**Short task**
Your answer should be only a number: how many lines include the word "Outcome".

**Data to process**

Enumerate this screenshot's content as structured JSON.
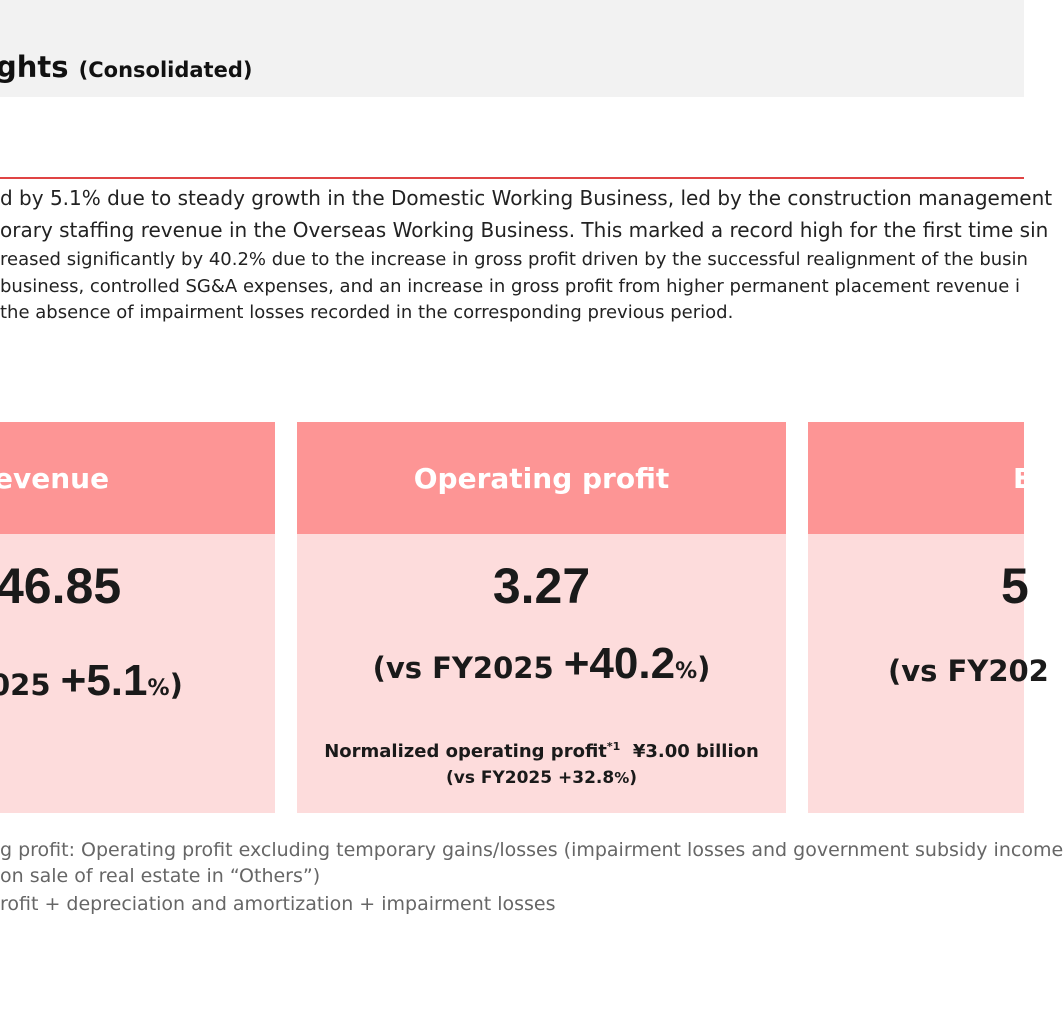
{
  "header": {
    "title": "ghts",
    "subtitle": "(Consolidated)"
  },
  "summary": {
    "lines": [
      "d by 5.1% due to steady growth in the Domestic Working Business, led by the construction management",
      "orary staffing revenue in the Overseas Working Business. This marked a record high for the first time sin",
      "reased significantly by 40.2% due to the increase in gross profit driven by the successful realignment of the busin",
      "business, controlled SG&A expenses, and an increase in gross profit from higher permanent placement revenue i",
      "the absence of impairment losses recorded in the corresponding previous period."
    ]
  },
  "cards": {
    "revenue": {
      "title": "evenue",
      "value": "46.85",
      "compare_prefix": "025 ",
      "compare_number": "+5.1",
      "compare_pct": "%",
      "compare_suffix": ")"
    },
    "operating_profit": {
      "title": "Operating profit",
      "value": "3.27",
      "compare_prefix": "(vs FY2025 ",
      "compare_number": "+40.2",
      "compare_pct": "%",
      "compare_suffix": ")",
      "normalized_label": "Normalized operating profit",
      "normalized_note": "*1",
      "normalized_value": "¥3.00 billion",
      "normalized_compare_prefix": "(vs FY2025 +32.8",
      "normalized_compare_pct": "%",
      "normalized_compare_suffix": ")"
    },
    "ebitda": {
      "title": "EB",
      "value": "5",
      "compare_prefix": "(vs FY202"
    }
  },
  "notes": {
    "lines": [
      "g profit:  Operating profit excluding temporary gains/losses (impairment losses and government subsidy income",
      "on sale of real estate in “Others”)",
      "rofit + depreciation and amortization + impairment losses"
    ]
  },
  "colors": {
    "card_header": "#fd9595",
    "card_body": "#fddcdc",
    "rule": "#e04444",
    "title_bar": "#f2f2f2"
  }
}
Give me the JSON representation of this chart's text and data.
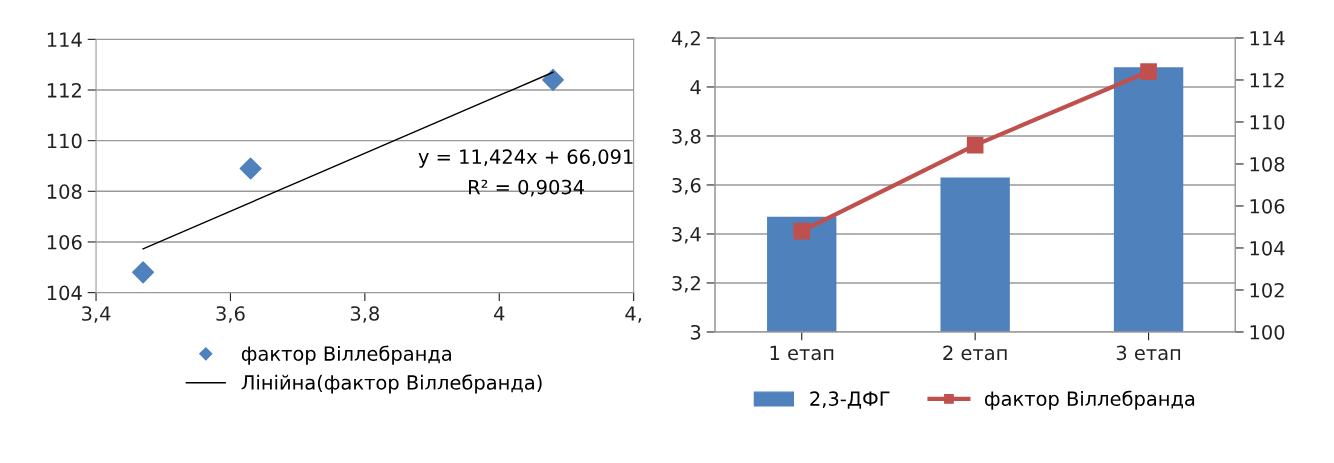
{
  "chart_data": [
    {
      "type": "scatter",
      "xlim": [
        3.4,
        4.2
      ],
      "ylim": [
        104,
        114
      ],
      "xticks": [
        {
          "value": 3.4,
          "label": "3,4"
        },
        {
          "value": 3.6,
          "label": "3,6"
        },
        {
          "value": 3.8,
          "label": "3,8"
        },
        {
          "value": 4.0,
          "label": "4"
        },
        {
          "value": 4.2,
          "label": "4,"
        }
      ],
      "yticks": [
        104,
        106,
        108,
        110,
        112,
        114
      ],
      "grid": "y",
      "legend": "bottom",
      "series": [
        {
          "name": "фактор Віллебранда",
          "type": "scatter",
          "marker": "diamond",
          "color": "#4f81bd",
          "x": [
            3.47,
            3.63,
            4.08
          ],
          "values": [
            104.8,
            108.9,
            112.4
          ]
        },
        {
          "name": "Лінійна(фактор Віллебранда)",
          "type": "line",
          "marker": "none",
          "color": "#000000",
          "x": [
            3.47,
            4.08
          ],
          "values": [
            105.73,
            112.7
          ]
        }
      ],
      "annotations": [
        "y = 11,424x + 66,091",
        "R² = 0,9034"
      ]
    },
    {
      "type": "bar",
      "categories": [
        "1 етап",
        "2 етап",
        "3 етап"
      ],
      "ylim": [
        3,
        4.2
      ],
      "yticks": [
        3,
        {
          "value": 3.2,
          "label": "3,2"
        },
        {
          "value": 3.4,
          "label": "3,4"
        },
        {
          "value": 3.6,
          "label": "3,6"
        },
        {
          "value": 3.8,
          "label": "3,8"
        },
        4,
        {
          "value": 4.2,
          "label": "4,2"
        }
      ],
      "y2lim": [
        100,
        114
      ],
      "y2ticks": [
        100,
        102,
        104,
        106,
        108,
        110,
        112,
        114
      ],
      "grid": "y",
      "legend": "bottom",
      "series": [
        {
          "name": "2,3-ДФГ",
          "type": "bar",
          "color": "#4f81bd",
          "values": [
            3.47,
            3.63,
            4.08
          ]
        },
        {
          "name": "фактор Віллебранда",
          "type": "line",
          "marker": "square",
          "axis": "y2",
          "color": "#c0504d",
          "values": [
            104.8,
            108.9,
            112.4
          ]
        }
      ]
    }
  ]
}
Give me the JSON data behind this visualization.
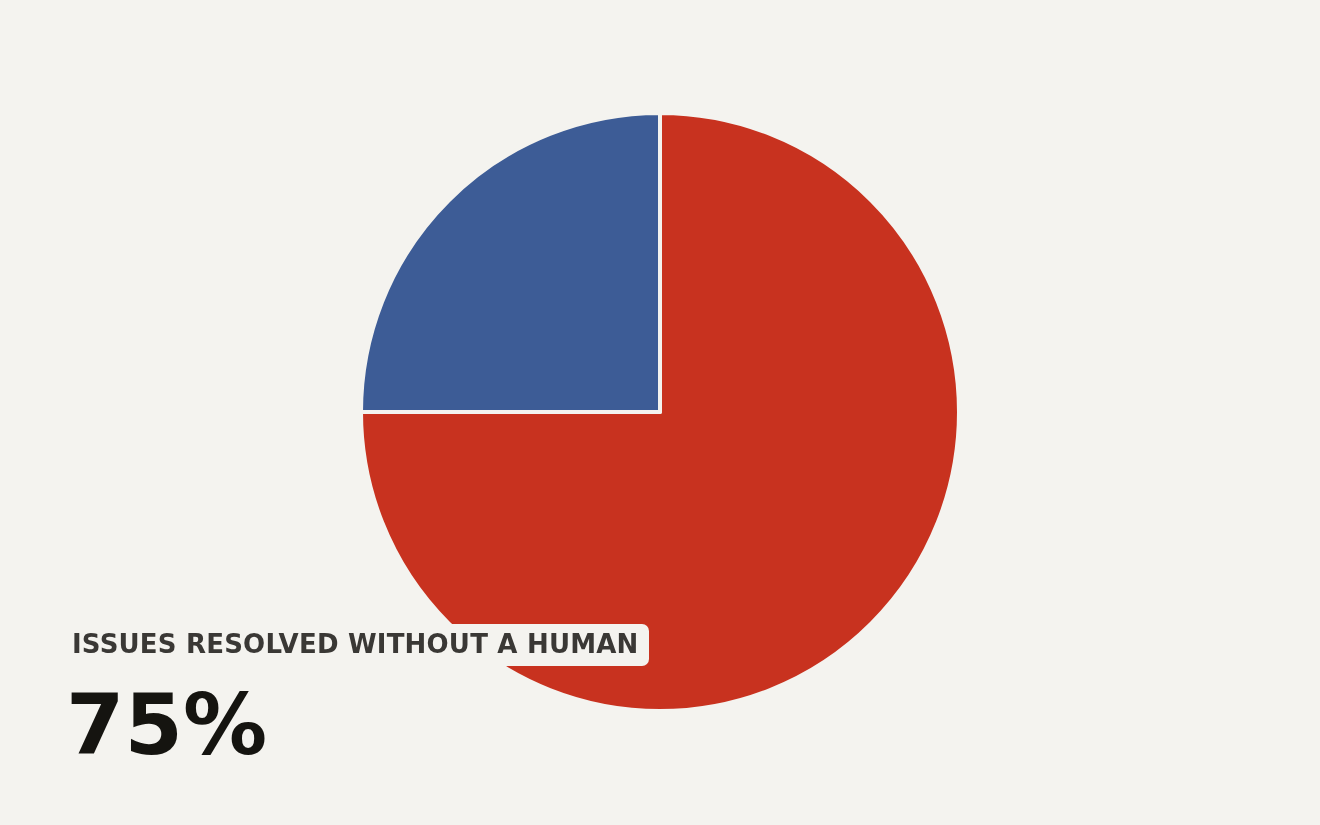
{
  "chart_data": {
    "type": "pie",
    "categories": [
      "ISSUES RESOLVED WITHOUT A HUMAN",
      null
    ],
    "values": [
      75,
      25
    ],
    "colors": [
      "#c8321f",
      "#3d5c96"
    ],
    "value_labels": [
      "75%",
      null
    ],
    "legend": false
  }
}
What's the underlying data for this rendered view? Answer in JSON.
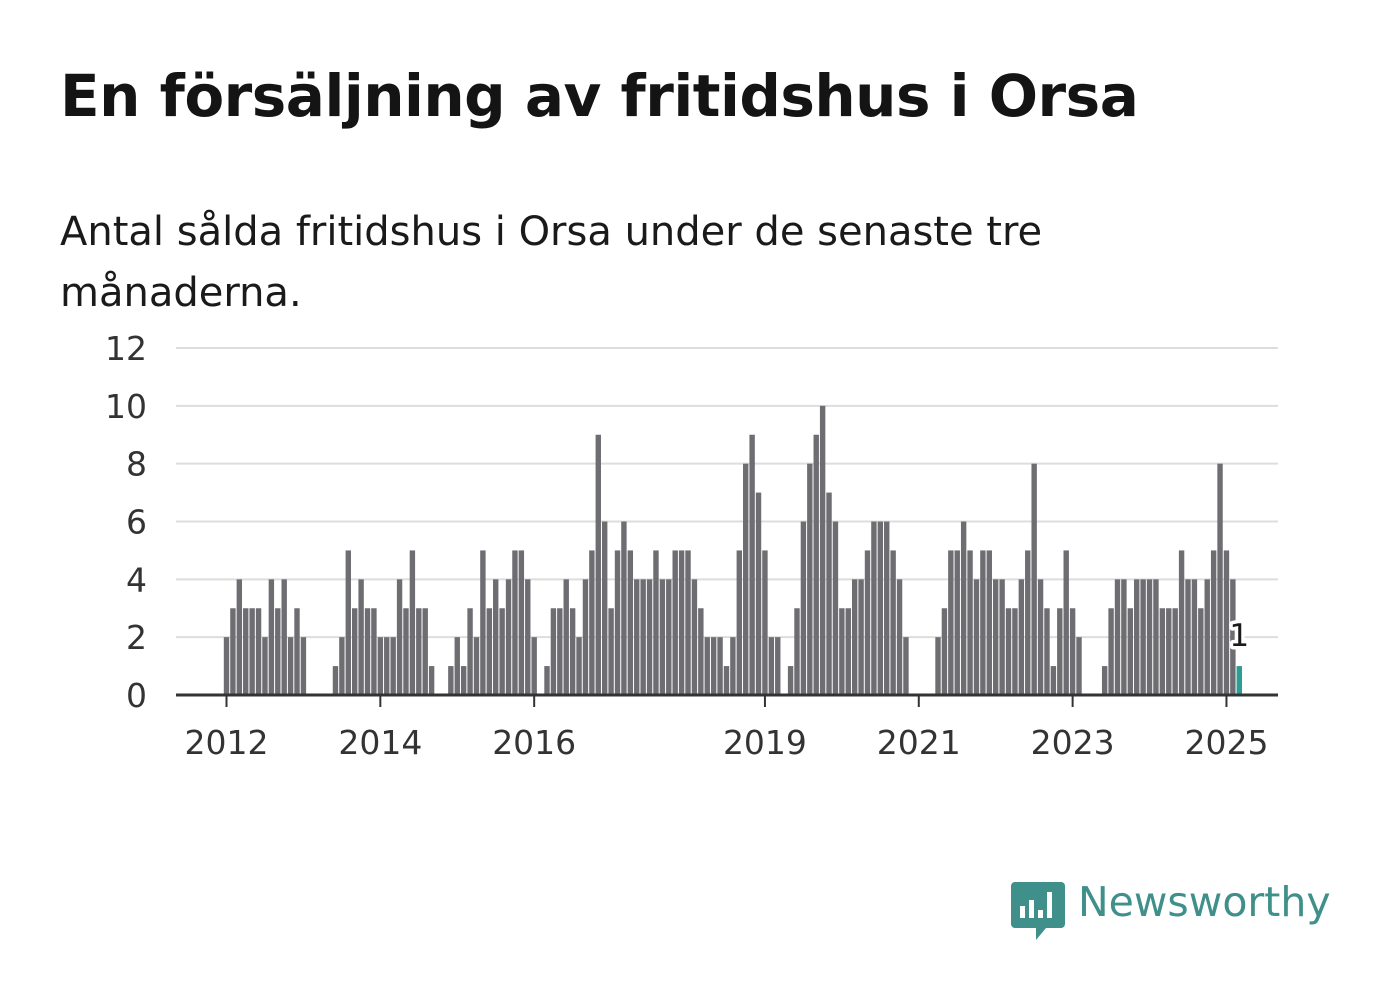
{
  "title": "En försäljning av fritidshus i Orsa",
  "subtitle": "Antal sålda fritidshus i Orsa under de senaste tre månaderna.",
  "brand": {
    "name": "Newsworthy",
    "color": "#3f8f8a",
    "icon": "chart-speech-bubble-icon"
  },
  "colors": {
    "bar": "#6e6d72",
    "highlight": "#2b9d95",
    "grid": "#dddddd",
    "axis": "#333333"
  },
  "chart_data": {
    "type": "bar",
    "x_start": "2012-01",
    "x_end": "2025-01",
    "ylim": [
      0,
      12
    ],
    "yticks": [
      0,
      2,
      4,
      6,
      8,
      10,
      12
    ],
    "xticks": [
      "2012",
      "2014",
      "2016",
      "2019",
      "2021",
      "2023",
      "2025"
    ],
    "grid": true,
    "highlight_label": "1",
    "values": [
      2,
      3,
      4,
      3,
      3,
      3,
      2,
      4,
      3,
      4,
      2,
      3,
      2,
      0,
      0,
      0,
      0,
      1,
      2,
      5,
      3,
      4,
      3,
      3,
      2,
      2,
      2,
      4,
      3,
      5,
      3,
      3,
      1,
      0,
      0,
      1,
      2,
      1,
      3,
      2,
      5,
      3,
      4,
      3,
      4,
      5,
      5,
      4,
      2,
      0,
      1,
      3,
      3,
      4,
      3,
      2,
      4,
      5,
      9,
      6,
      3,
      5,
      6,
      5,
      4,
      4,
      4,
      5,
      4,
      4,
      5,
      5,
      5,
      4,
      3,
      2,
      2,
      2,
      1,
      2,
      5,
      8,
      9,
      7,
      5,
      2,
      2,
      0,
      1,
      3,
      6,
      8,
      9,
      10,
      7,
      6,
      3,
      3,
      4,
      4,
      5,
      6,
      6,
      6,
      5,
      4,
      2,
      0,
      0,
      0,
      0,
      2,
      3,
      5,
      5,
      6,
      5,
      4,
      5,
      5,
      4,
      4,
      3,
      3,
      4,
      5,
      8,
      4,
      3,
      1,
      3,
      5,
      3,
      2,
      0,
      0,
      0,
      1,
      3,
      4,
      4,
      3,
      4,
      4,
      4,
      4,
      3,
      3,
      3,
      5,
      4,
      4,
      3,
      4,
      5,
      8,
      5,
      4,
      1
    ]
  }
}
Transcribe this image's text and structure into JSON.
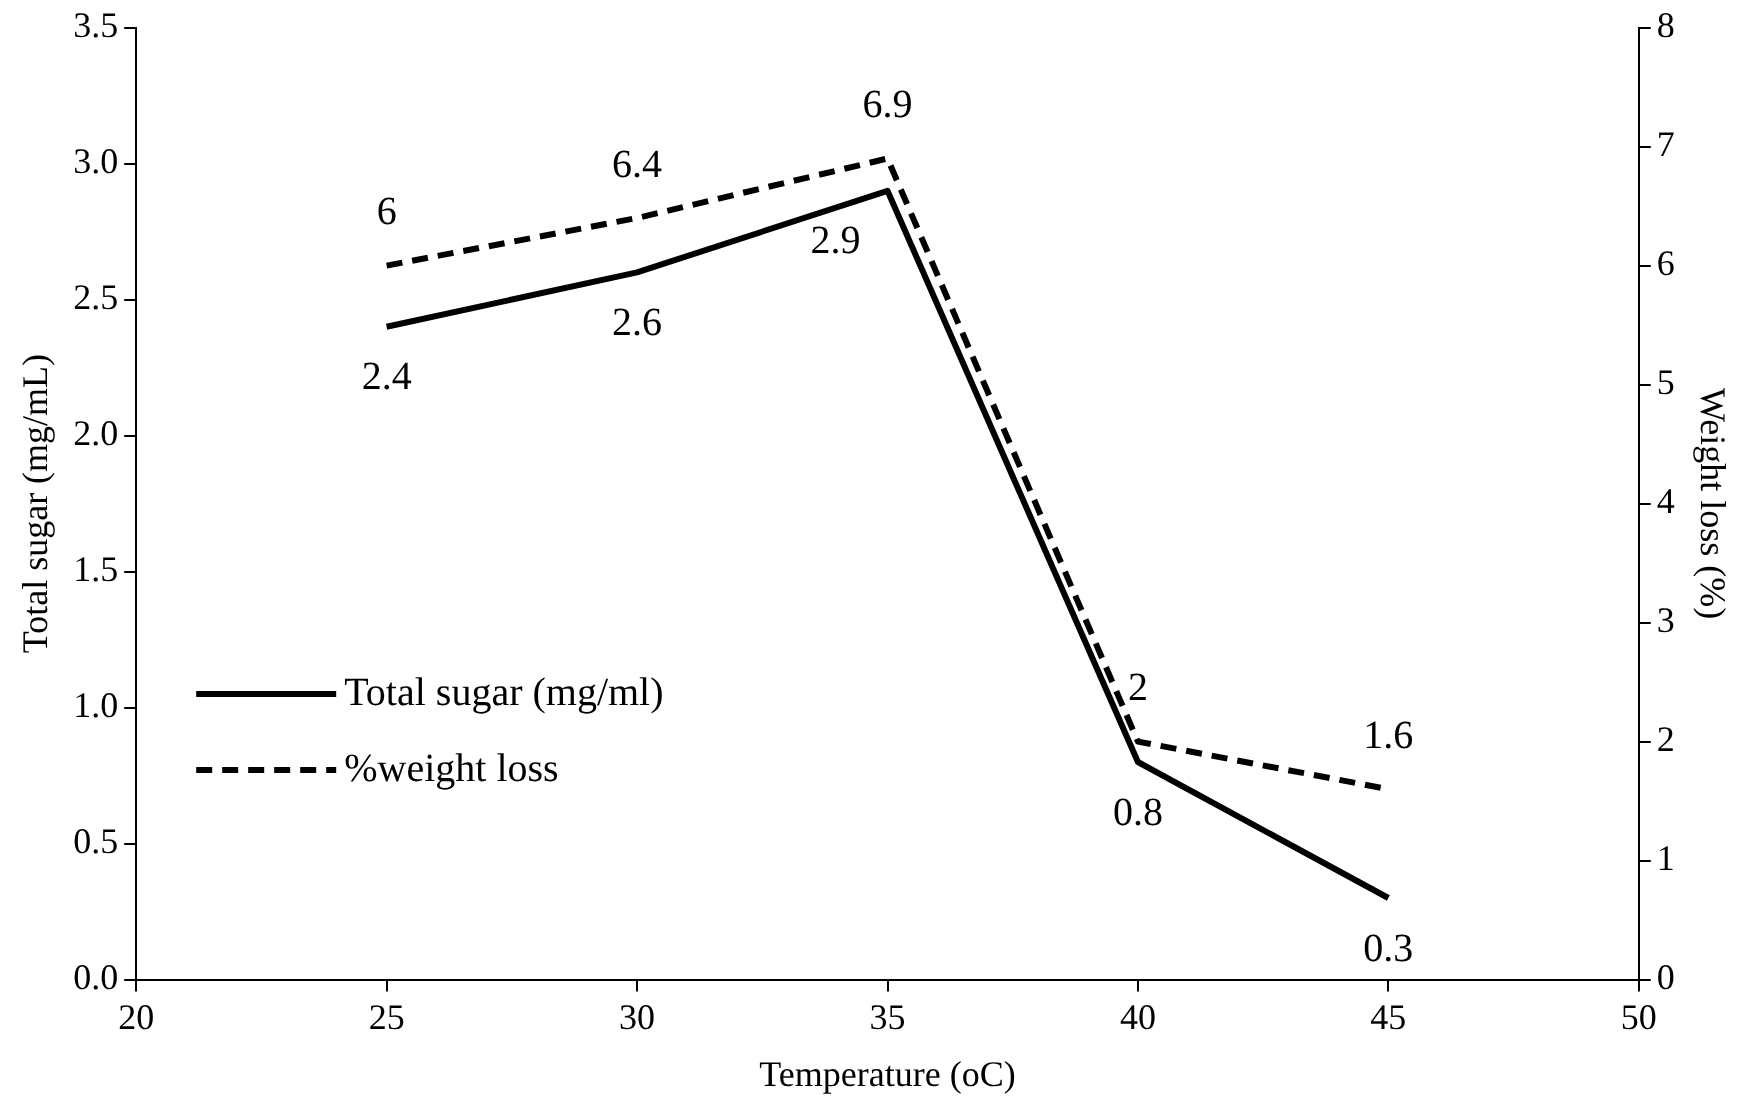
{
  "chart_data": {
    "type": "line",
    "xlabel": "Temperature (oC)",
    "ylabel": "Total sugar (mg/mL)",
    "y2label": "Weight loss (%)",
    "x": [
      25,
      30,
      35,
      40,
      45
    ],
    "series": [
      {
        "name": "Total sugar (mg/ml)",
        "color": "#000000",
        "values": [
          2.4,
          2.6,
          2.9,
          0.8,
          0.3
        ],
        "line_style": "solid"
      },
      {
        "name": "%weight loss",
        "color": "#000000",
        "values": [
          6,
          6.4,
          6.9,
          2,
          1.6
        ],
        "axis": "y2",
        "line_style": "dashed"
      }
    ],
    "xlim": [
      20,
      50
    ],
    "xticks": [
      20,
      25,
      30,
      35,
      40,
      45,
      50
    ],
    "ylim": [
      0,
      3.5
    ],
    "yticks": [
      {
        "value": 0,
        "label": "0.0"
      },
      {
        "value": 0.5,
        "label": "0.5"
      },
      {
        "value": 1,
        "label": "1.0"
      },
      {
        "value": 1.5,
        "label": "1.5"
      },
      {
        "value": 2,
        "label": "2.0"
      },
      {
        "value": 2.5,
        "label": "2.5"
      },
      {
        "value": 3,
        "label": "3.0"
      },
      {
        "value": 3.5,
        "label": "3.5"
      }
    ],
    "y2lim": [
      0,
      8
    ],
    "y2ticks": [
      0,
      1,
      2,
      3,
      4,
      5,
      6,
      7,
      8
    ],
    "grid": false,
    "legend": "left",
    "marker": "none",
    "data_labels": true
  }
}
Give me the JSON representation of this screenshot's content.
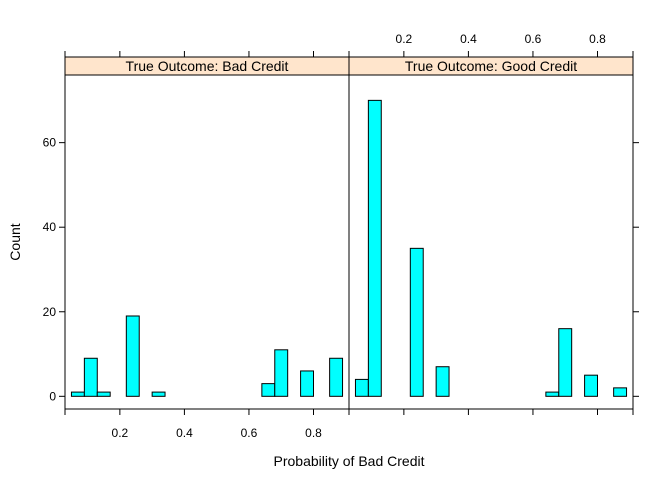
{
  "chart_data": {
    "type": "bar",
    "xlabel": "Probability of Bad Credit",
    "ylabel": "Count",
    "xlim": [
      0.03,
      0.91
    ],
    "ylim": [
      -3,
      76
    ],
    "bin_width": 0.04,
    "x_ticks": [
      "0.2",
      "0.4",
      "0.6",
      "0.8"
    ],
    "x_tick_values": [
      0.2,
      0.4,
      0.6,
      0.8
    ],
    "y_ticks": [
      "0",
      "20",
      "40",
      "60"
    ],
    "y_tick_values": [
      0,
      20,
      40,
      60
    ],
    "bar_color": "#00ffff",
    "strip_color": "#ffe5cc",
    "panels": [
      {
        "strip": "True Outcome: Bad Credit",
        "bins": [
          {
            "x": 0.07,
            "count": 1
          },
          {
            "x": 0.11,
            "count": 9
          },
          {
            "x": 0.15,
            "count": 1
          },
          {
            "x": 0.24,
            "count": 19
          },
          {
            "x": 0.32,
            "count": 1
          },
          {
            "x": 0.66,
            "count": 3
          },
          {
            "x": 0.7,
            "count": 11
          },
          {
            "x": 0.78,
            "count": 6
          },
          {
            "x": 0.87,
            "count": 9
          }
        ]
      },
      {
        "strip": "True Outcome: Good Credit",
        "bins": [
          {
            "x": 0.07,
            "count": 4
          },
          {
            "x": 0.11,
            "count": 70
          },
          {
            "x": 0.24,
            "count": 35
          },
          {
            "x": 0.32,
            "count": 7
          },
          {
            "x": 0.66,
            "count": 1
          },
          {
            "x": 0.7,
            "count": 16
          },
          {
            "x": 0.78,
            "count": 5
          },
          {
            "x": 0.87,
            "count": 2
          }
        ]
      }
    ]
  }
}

**Solution for this problem**
2